> **EXERCISE GOAL**: Report only the number of lines in the records that contain the word "active".

start

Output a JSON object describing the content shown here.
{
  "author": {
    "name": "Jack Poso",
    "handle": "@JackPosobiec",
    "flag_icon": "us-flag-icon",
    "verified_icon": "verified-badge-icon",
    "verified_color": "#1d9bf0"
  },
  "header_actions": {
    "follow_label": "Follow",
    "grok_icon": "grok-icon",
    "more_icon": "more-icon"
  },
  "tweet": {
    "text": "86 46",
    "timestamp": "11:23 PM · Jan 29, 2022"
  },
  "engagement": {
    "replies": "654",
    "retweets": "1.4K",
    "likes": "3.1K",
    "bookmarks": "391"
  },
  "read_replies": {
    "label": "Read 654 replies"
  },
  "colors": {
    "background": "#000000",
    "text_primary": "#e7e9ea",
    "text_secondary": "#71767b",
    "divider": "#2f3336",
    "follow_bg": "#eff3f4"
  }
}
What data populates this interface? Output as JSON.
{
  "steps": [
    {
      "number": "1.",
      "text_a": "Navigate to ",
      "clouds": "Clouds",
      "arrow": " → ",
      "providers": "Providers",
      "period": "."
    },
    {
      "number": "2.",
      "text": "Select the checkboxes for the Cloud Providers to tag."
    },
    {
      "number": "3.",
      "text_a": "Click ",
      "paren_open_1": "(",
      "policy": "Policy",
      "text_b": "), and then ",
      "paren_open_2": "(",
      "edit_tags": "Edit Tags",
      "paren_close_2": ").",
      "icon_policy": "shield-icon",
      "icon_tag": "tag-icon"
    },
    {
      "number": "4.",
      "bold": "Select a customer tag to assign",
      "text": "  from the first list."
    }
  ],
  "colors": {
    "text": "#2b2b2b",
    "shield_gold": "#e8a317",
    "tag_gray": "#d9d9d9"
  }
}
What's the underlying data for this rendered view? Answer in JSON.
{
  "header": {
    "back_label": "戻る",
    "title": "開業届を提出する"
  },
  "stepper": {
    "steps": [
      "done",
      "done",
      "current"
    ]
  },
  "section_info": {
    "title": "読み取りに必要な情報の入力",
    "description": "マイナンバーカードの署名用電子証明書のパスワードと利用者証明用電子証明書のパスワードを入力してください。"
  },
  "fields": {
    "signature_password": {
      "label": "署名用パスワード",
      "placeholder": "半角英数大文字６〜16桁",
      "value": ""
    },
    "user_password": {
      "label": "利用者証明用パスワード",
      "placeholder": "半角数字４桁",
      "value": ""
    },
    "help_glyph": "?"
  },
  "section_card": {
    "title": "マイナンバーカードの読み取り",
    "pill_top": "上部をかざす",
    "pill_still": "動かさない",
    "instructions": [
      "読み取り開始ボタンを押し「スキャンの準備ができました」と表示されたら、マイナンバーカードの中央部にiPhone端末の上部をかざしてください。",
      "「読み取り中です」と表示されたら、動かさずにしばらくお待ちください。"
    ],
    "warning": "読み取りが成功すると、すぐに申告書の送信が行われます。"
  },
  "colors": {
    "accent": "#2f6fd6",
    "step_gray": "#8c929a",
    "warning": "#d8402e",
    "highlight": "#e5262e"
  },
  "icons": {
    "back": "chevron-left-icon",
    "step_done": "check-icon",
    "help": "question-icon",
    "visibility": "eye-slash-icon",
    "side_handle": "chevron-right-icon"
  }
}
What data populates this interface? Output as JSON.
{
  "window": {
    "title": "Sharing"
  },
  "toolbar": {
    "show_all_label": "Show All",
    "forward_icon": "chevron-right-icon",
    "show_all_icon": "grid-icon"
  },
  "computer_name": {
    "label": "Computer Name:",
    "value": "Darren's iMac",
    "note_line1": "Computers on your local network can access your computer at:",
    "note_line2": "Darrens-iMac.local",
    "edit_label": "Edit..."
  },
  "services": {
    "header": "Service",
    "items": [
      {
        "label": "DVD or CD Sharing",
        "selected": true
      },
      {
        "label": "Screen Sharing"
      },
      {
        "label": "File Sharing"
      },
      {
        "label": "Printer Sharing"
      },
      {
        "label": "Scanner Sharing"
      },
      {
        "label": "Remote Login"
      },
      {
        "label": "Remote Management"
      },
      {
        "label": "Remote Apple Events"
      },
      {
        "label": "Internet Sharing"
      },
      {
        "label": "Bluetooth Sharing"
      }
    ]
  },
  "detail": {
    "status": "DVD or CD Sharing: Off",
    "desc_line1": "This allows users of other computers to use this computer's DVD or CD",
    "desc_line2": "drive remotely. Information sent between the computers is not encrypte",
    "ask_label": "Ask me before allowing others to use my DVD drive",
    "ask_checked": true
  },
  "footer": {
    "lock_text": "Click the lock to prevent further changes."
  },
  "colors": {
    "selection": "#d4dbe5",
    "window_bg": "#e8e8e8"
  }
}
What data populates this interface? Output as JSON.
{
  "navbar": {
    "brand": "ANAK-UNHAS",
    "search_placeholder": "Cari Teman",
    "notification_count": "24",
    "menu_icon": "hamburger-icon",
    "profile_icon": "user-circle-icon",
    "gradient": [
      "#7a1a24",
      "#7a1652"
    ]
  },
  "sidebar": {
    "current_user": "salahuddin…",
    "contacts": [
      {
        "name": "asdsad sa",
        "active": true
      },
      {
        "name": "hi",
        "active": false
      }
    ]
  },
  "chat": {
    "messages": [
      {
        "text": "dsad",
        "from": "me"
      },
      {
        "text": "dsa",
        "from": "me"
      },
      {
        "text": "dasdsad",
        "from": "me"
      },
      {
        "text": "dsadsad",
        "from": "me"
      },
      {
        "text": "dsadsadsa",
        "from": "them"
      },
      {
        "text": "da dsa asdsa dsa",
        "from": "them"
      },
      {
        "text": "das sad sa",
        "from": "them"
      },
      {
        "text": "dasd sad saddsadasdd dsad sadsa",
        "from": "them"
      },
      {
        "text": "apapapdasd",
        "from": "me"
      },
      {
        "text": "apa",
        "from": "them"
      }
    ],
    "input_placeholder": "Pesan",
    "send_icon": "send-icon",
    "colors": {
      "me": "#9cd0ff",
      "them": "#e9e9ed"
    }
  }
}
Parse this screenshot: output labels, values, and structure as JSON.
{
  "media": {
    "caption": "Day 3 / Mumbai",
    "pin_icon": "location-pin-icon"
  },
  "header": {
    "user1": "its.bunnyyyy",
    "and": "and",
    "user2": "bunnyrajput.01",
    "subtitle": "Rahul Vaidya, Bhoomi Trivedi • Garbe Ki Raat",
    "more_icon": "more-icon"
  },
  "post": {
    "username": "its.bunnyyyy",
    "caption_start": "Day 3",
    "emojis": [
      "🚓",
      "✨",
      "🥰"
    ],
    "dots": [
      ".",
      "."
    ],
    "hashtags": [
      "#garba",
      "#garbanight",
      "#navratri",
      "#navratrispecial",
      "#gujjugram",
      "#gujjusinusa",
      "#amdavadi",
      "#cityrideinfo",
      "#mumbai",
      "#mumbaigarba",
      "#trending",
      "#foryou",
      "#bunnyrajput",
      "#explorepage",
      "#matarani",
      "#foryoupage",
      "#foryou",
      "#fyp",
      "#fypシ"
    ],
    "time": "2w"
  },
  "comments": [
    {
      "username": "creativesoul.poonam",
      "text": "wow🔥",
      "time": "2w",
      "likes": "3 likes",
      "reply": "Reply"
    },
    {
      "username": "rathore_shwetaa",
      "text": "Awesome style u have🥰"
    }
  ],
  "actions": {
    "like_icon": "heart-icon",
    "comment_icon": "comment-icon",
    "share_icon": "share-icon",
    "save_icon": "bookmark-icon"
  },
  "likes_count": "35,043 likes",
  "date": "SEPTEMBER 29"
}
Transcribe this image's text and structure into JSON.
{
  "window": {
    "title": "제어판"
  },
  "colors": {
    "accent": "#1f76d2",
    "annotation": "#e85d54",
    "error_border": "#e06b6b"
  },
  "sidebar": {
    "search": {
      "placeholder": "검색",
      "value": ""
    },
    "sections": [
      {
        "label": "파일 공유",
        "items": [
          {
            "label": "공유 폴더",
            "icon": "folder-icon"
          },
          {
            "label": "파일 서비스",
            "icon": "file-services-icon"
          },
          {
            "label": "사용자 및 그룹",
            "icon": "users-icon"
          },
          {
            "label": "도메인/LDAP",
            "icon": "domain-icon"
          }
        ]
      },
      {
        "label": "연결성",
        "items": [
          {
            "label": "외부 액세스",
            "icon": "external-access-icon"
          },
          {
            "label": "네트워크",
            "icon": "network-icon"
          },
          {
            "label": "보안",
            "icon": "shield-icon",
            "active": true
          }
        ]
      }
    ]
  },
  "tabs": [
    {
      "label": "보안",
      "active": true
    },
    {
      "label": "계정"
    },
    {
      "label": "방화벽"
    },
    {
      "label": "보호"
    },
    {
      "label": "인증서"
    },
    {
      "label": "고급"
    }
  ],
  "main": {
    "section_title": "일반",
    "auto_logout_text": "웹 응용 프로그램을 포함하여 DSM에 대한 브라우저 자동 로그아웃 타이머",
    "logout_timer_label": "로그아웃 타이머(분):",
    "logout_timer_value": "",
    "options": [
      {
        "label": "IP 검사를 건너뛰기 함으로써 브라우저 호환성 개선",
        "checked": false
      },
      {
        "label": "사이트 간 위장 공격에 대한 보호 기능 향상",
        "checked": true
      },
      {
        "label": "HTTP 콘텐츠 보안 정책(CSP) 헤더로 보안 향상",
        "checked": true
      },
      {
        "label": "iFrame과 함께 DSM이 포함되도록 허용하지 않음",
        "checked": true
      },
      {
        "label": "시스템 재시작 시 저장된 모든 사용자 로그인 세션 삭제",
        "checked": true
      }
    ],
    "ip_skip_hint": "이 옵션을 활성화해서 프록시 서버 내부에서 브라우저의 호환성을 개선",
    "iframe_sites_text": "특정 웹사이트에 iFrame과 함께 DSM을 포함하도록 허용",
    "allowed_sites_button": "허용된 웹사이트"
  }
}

end

> **ANSWER TO THE TASK**: 4